### [ÉNONCÉ 1]
Recopiez les lignes de données, de la première jusqu'à celle qui contient « boundary-point: [33, 507, 49, 523] » incluse, en substituant « coordinates » à « bounding boxes » et sans rien modifier d'autre.

### [TEXTE PROPOSÉ]
········

Des données personnelles pseudonymisées transférées à un tiers deviennent-elles anonymes ?
Arrêt du Tribunal de l’Union européenne, Affaire T‑557/20 du 26 avril 2023 (CRU / CEPD)
Introduction
Le Tribunal de l’Union européenne (TUE) a rendu un arrêt majeur le 26 avril dernier sur la notion de données personnelles. Cet arrêt, qui n’a pas (encore) fait les gros titres, aura sans aucun doute un impact considérable sur l’application du droit de la protection des données en Europe et dans le monde.
En effet, bien qu’il ne concerne pas le RGPD directement, mais le règlement (UE) 2018/1725 – qui est son pendant pour les traitements de données personnelles effectués par les institutions et organes de l’UE – il apporte pour la première fois depuis l’arrêt de la CJUE « Breyer » des clarifications importantes sur le concept fondamental de données personnelles (respectivement de données à caractère personnel selon la terminologie en droit européen). Nous précisons d’emblée que les dispositions légales sur lesquelles l’arrêt se fonde sont identiques dans le RGPD, et que les principales décisions de justice citées se rapportent au RGPD. Les considérations qui suivent sont donc à notre avis pleinement transposables au RGPD.
Les faits
Le Conseil de résolution unique (CRU) est une autorité européenne dont le but est de contribuer à la stabilité financière en Europe et qui a été chargée du cas de la Banco Popular Español en pleine déroute. Pour les besoins de la procédure, le CRU mandate le cabinet Deloitte afin de procéder à une évaluation des actifs de la banque.

········

### [DONNÉES DE L'EXERCICE]

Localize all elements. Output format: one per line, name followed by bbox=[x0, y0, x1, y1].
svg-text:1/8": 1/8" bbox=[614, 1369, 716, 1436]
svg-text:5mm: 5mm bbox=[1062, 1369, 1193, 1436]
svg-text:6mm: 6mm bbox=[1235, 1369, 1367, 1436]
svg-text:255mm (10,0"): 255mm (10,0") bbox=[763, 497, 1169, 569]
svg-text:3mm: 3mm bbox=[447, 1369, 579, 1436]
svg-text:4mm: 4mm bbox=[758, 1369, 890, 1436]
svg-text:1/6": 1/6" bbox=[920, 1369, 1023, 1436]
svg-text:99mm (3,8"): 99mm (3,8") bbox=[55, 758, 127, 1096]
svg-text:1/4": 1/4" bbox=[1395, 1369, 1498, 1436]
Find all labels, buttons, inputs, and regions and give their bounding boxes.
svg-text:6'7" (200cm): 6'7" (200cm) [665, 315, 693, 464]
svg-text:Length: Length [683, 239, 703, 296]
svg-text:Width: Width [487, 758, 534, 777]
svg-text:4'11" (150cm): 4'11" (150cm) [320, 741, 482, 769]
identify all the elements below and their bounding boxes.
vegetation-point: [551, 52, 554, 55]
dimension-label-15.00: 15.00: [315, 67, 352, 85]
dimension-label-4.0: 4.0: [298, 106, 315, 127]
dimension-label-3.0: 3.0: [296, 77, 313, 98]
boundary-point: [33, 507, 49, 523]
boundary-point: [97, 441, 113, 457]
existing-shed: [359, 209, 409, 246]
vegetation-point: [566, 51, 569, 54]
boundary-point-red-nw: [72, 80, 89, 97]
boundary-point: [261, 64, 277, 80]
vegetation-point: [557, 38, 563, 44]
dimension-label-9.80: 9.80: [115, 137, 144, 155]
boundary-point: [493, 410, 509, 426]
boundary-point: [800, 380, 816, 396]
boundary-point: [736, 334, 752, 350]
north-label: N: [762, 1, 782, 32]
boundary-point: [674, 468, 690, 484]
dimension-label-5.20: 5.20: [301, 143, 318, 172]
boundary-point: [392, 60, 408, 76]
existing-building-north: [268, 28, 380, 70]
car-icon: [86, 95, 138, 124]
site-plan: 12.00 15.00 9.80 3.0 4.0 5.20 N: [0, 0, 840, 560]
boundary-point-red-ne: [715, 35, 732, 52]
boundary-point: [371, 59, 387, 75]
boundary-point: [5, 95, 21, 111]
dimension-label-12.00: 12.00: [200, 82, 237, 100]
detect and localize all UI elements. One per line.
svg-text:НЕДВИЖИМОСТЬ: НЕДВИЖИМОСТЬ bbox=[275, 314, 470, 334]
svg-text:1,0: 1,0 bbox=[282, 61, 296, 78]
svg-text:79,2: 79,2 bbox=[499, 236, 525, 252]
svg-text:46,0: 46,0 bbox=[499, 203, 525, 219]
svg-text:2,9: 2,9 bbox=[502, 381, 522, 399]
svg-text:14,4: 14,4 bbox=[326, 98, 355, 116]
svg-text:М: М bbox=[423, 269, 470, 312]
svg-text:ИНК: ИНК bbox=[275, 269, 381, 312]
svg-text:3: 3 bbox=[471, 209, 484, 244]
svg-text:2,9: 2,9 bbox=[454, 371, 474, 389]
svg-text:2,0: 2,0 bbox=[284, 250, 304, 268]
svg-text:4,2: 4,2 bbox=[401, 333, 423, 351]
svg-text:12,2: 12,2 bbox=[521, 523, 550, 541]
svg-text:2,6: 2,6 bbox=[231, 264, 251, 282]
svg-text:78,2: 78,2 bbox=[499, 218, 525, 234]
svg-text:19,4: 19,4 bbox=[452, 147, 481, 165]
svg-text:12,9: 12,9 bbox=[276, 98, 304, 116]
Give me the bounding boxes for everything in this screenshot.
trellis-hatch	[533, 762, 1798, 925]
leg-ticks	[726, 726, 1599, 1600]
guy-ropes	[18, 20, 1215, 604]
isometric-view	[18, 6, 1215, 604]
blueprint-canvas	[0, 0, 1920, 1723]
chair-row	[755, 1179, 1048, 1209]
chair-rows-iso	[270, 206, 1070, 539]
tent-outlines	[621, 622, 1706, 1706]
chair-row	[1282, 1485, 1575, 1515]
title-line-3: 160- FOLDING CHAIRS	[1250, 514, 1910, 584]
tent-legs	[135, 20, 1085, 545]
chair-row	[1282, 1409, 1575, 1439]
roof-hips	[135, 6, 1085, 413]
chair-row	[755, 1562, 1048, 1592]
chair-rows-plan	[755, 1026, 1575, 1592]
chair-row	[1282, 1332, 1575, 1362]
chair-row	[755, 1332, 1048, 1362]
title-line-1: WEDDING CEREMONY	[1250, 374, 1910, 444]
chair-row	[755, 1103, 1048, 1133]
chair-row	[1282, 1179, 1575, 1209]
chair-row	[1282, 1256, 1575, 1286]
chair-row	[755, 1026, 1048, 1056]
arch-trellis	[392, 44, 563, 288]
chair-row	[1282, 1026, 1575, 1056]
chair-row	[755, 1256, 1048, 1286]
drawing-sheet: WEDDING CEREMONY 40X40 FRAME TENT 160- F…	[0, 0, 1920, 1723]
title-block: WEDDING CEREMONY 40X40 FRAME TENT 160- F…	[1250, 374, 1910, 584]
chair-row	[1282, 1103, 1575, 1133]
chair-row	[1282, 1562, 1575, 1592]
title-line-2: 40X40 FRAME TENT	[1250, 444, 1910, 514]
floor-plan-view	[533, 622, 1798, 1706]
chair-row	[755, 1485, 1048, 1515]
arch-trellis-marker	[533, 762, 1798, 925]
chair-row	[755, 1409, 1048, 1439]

········

### [ÉNONCÉ 2]
Restituez mot pour mot le passage du texte sur l'arrêt du Tribunal de l'Union européenne, depuis « Des données personnelles » jusqu'à « dans le monde. » inclus.

### [CORRIGÉ 1]
Localize all elements. Output format: one per line, name followed by bbox=[x0, y0, x1, y1].
svg-text:1/8": 1/8" bbox=[614, 1369, 716, 1436]
svg-text:5mm: 5mm bbox=[1062, 1369, 1193, 1436]
svg-text:6mm: 6mm bbox=[1235, 1369, 1367, 1436]
svg-text:255mm (10,0"): 255mm (10,0") bbox=[763, 497, 1169, 569]
svg-text:3mm: 3mm bbox=[447, 1369, 579, 1436]
svg-text:4mm: 4mm bbox=[758, 1369, 890, 1436]
svg-text:1/6": 1/6" bbox=[920, 1369, 1023, 1436]
svg-text:99mm (3,8"): 99mm (3,8") bbox=[55, 758, 127, 1096]
svg-text:1/4": 1/4" bbox=[1395, 1369, 1498, 1436]
Find all labels, buttons, inputs, and regions and give their coordinates.
svg-text:6'7" (200cm): 6'7" (200cm) [665, 315, 693, 464]
svg-text:Length: Length [683, 239, 703, 296]
svg-text:Width: Width [487, 758, 534, 777]
svg-text:4'11" (150cm): 4'11" (150cm) [320, 741, 482, 769]
identify all the elements below and their coordinates.
vegetation-point: [551, 52, 554, 55]
dimension-label-15.00: 15.00: [315, 67, 352, 85]
dimension-label-4.0: 4.0: [298, 106, 315, 127]
dimension-label-3.0: 3.0: [296, 77, 313, 98]
boundary-point: [33, 507, 49, 523]

### [CORRIGÉ 2]
Des données personnelles pseudonymisées transférées à un tiers deviennent-elles anonymes ?
Arrêt du Tribunal de l’Union européenne, Affaire T‑557/20 du 26 avril 2023 (CRU / CEPD)
Introduction
Le Tribunal de l’Union européenne (TUE) a rendu un arrêt majeur le 26 avril dernier sur la notion de données personnelles. Cet arrêt, qui n’a pas (encore) fait les gros titres, aura sans aucun doute un impact considérable sur l’application du droit de la protection des données en Europe et dans le monde.